* PROBLEM STATEMENT *
Wherever a line in the data below holds "title", copy that line.

** BEGIN DATA EXCERPTS **

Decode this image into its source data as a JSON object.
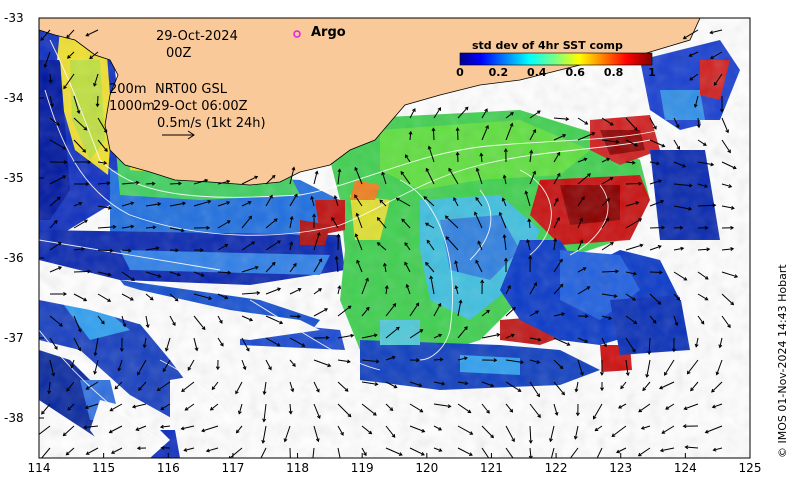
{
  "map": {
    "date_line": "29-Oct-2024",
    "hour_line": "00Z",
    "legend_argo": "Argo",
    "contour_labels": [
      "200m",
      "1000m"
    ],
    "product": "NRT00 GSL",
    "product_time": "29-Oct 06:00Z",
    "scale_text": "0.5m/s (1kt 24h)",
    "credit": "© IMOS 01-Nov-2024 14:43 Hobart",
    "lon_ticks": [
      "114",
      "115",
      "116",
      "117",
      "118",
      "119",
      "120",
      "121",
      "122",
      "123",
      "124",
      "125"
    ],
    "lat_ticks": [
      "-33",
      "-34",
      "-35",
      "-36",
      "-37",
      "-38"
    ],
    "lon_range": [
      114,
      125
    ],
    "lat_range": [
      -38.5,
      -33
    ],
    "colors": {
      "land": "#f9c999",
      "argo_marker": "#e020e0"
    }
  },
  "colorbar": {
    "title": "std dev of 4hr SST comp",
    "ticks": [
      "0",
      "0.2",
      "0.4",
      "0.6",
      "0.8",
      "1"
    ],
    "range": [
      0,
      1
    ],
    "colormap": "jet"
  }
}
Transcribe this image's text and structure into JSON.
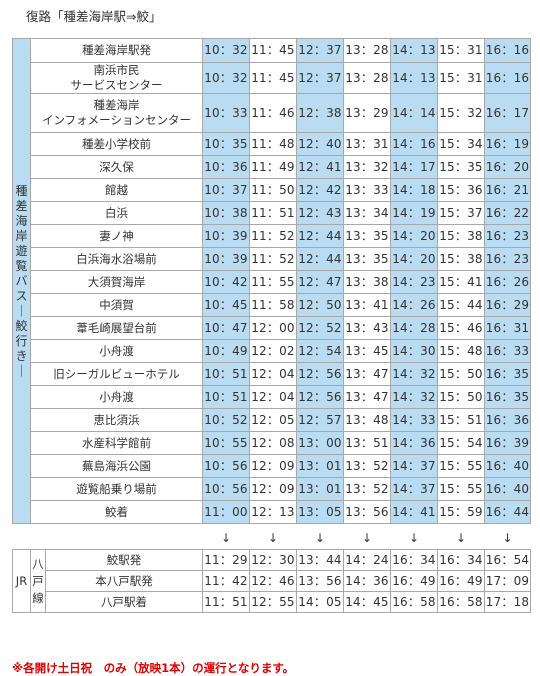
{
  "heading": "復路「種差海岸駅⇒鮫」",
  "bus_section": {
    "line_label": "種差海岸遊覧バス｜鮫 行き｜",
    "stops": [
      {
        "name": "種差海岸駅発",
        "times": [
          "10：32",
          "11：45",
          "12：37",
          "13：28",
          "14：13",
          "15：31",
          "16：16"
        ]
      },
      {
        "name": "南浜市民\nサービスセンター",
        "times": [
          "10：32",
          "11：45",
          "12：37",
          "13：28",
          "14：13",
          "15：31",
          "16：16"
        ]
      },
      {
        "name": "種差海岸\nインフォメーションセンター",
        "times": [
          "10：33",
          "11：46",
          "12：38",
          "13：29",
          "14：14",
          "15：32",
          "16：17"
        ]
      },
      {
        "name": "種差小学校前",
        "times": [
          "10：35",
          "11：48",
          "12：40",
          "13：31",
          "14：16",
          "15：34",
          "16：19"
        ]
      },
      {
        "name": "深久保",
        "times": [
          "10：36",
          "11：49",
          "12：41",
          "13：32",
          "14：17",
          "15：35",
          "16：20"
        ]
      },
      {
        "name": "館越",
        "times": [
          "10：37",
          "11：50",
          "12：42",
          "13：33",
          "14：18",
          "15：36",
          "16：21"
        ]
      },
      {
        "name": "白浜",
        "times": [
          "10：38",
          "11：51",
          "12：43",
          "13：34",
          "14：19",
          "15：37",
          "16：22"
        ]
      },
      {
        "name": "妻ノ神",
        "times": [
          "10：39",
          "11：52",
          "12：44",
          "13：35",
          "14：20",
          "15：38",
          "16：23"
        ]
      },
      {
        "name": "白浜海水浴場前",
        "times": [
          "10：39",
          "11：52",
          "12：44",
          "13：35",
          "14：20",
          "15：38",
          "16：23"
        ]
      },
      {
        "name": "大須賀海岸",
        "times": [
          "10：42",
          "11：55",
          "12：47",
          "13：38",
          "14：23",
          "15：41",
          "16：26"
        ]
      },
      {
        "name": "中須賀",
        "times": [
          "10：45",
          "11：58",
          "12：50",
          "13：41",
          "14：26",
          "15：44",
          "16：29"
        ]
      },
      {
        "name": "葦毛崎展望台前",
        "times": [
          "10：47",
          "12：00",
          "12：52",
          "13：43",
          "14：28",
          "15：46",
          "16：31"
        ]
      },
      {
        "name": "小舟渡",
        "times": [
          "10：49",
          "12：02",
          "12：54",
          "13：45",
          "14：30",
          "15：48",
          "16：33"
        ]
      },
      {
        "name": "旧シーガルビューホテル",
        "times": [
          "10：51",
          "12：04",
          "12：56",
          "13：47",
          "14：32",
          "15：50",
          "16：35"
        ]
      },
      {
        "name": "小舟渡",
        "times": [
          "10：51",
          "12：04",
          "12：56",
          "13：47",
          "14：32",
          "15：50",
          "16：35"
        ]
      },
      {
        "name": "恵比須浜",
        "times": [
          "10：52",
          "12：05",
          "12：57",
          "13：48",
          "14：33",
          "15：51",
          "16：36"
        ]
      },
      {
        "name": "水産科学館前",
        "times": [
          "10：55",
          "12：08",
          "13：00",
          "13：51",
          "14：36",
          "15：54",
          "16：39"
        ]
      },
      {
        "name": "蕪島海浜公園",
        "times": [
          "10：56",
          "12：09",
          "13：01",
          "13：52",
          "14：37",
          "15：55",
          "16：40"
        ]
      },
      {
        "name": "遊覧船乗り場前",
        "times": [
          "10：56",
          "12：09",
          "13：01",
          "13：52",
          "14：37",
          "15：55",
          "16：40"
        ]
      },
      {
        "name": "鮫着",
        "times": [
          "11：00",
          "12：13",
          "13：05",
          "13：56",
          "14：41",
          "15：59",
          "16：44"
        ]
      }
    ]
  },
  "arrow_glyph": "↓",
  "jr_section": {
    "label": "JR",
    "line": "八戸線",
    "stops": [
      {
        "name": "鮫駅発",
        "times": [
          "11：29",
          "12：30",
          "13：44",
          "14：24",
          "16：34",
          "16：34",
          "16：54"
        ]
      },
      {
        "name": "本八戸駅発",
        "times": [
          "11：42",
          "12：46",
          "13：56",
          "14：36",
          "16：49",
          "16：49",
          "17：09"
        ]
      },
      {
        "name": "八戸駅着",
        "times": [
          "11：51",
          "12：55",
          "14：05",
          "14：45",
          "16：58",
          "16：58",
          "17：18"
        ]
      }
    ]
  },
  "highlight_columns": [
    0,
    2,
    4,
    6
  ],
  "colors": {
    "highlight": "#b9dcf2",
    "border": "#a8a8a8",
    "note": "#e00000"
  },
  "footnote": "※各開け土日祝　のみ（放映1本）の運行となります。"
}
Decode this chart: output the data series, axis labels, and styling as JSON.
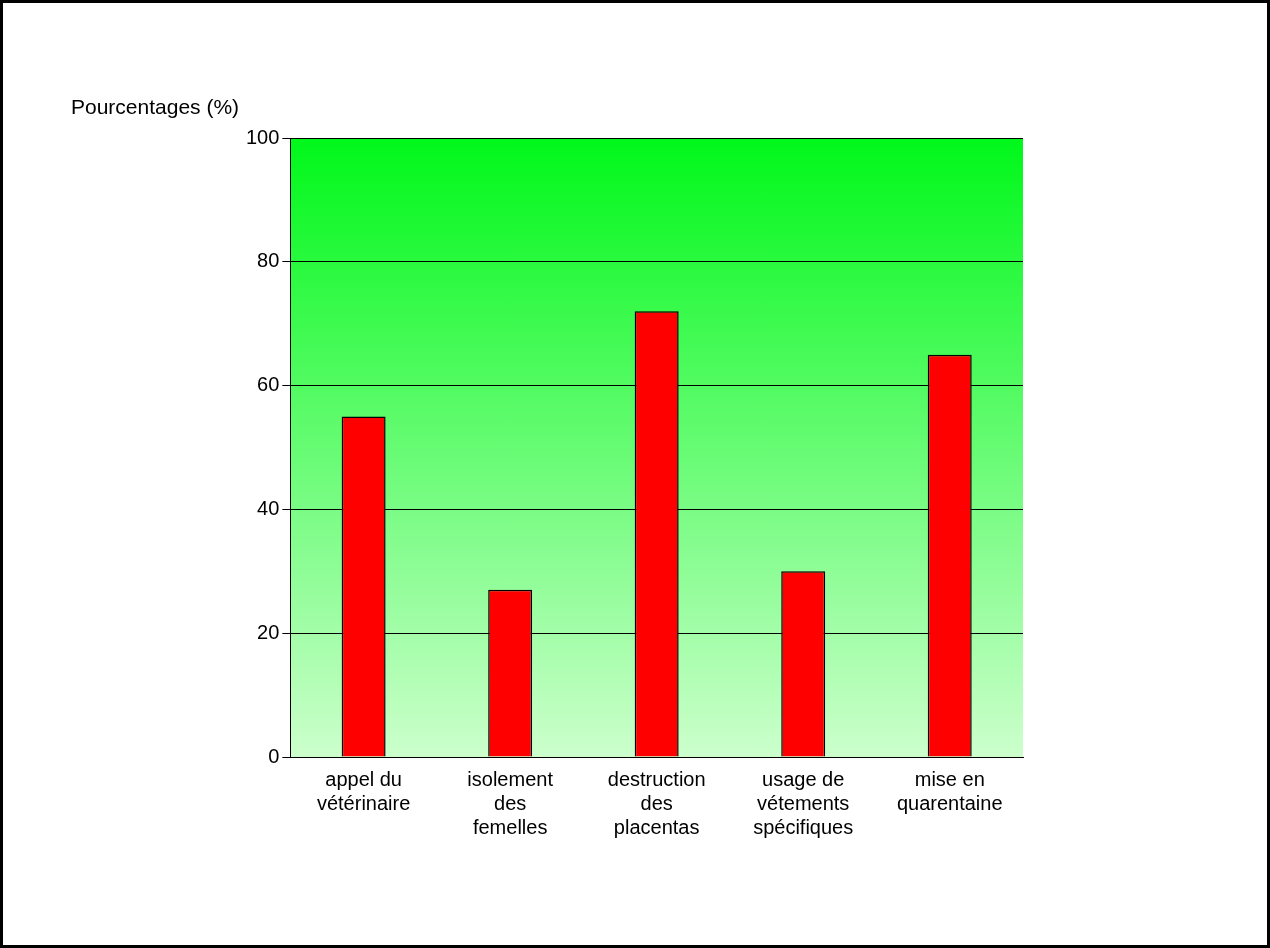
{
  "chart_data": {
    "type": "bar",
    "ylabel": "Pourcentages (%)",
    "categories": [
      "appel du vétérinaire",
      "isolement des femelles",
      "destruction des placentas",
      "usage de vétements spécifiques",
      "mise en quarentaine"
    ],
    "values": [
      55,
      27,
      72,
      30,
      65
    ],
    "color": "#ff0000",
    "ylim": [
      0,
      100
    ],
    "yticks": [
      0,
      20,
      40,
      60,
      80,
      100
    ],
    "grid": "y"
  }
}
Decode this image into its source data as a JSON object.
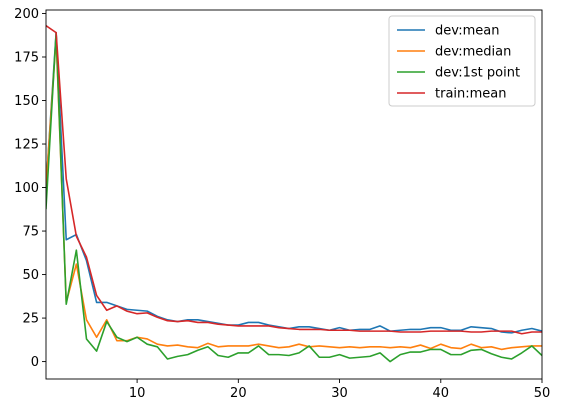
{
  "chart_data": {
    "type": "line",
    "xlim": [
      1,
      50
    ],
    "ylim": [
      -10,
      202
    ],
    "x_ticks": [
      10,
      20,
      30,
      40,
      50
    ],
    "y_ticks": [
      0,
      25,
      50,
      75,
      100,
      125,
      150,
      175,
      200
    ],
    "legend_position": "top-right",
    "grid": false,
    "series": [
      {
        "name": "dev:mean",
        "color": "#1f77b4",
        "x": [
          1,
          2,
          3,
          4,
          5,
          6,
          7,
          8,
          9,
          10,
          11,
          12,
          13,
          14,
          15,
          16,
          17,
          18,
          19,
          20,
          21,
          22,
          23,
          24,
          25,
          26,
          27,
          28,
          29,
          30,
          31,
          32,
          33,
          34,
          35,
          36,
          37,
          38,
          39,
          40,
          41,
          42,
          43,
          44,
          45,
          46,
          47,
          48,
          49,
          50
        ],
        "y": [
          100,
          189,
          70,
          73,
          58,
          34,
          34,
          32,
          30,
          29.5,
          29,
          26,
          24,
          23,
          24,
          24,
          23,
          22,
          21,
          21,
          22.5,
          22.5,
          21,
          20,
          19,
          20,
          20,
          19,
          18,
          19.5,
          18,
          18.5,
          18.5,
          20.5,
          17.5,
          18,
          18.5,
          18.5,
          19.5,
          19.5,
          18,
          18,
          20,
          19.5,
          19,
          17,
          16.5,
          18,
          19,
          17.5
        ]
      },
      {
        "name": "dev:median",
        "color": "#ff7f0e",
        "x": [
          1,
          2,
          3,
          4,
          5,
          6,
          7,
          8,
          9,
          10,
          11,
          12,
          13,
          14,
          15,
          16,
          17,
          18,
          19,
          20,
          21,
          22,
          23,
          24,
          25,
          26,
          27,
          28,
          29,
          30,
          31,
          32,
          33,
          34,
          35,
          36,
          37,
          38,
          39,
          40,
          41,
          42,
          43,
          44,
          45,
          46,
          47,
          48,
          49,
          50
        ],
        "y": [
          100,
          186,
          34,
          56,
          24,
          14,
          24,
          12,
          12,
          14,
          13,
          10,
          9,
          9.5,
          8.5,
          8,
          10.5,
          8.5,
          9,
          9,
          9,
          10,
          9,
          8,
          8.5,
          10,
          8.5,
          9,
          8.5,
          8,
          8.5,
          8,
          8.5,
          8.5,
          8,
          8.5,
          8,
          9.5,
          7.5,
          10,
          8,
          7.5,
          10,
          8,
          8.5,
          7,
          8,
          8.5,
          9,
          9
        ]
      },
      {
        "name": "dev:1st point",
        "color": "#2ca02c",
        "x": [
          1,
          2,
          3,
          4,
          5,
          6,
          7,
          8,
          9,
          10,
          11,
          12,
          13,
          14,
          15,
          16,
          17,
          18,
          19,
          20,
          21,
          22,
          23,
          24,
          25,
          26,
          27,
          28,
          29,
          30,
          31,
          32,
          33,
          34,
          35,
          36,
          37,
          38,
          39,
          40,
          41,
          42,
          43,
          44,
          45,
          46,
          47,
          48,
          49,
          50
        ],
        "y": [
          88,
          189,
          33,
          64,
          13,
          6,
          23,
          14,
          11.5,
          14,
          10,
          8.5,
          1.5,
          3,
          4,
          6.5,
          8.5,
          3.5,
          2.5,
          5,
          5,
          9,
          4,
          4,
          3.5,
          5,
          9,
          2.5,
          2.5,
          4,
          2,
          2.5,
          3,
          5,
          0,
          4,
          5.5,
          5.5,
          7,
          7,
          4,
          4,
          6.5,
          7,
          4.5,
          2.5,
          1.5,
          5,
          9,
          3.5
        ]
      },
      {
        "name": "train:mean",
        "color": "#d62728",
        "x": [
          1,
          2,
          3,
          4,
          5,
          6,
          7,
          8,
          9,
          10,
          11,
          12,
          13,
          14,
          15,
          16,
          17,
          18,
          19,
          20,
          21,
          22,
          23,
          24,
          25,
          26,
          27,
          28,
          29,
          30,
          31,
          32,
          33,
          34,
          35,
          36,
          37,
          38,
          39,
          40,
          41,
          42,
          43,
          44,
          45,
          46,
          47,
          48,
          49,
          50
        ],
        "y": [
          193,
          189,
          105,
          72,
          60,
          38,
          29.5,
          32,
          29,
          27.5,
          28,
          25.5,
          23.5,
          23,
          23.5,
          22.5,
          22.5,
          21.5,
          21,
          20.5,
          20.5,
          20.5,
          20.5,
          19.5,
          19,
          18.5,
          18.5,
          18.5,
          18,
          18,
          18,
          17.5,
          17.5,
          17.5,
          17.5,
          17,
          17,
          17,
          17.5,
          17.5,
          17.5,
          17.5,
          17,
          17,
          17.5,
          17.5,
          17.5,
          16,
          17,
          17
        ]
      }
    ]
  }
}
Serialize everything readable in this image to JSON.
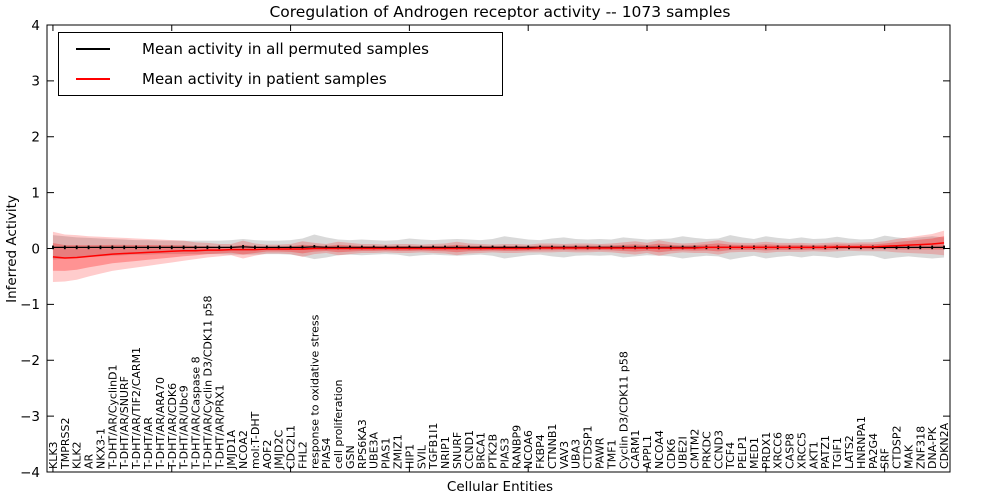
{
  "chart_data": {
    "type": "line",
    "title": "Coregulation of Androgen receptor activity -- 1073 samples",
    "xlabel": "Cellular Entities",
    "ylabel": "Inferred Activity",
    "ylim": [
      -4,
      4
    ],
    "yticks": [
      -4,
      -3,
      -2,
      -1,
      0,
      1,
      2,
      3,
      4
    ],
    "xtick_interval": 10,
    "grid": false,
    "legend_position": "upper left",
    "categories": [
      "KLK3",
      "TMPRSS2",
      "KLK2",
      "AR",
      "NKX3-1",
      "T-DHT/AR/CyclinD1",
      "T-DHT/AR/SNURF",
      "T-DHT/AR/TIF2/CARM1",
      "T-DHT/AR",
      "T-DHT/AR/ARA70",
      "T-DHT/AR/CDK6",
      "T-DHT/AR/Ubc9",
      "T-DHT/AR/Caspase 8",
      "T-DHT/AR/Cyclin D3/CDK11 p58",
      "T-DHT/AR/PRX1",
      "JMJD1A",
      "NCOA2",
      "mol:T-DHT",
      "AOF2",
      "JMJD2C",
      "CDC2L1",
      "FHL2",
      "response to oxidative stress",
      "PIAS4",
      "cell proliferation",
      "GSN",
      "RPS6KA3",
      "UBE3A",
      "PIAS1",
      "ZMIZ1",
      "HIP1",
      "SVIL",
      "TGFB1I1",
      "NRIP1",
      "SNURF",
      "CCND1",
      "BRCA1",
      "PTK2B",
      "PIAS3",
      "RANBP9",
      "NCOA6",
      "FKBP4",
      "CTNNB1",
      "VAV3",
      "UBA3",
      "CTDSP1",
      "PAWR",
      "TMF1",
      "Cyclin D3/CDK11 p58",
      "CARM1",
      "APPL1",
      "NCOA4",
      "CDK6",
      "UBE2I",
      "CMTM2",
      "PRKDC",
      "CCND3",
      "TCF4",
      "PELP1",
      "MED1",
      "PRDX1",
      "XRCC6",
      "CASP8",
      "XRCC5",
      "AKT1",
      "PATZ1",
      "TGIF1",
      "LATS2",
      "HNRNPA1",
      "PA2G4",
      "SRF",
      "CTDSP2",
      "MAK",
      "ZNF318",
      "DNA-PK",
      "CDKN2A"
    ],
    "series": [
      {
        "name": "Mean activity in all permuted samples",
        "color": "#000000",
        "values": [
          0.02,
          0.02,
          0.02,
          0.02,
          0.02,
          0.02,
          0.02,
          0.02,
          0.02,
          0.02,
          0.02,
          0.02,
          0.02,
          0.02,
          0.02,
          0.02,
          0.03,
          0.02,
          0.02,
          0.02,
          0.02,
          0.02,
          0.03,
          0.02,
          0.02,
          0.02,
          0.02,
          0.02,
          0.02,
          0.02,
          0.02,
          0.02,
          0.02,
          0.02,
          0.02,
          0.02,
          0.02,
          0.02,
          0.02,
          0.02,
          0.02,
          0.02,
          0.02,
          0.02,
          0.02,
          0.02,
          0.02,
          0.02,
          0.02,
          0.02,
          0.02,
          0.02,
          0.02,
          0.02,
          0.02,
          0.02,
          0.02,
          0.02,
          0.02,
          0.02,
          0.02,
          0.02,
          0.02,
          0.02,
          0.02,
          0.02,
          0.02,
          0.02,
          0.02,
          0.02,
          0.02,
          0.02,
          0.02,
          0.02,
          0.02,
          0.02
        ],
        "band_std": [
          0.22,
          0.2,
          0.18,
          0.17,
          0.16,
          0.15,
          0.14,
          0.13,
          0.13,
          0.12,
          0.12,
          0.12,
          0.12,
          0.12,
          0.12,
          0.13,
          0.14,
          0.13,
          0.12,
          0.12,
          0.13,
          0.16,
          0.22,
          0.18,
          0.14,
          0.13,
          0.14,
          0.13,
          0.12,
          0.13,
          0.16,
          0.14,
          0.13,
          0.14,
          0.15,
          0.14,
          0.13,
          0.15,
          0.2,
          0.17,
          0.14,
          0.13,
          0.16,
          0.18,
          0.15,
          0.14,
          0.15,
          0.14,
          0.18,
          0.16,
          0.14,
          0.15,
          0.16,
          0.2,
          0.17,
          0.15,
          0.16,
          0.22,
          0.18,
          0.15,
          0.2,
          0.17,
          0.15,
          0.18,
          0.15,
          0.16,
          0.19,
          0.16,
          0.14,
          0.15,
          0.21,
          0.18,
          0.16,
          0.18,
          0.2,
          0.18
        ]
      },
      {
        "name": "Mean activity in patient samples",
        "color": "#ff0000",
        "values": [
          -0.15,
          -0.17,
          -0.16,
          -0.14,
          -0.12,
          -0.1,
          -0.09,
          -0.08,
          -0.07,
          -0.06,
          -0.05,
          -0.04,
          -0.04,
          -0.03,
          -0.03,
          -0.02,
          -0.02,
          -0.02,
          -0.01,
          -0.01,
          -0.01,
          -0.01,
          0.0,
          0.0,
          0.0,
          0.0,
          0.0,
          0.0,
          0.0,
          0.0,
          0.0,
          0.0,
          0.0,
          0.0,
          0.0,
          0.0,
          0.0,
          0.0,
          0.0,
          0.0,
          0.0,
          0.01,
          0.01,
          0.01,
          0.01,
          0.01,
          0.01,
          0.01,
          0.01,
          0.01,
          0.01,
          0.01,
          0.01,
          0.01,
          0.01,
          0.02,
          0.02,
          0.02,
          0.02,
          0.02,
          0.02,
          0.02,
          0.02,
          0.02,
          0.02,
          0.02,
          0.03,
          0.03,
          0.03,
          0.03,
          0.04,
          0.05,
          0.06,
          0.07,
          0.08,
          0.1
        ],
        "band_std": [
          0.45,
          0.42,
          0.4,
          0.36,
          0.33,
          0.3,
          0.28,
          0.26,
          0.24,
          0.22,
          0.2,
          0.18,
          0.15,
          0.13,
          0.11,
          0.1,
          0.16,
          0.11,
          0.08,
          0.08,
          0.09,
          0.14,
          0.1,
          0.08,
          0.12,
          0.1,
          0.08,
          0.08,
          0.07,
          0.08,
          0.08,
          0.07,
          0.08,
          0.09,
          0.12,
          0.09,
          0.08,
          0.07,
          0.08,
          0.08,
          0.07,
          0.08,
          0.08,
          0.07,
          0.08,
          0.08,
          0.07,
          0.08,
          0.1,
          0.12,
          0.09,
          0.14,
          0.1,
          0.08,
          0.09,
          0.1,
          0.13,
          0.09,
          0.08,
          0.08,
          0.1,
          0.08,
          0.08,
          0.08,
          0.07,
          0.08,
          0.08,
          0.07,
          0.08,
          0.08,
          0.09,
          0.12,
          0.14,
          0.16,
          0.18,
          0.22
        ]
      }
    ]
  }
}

** END DATA EXCERPTS **

* RESPONSE BELOW *
    "title": "std dev of 4hr SST comp",
    "title": "Coregulation of Androgen receptor activity -- 1073 samples",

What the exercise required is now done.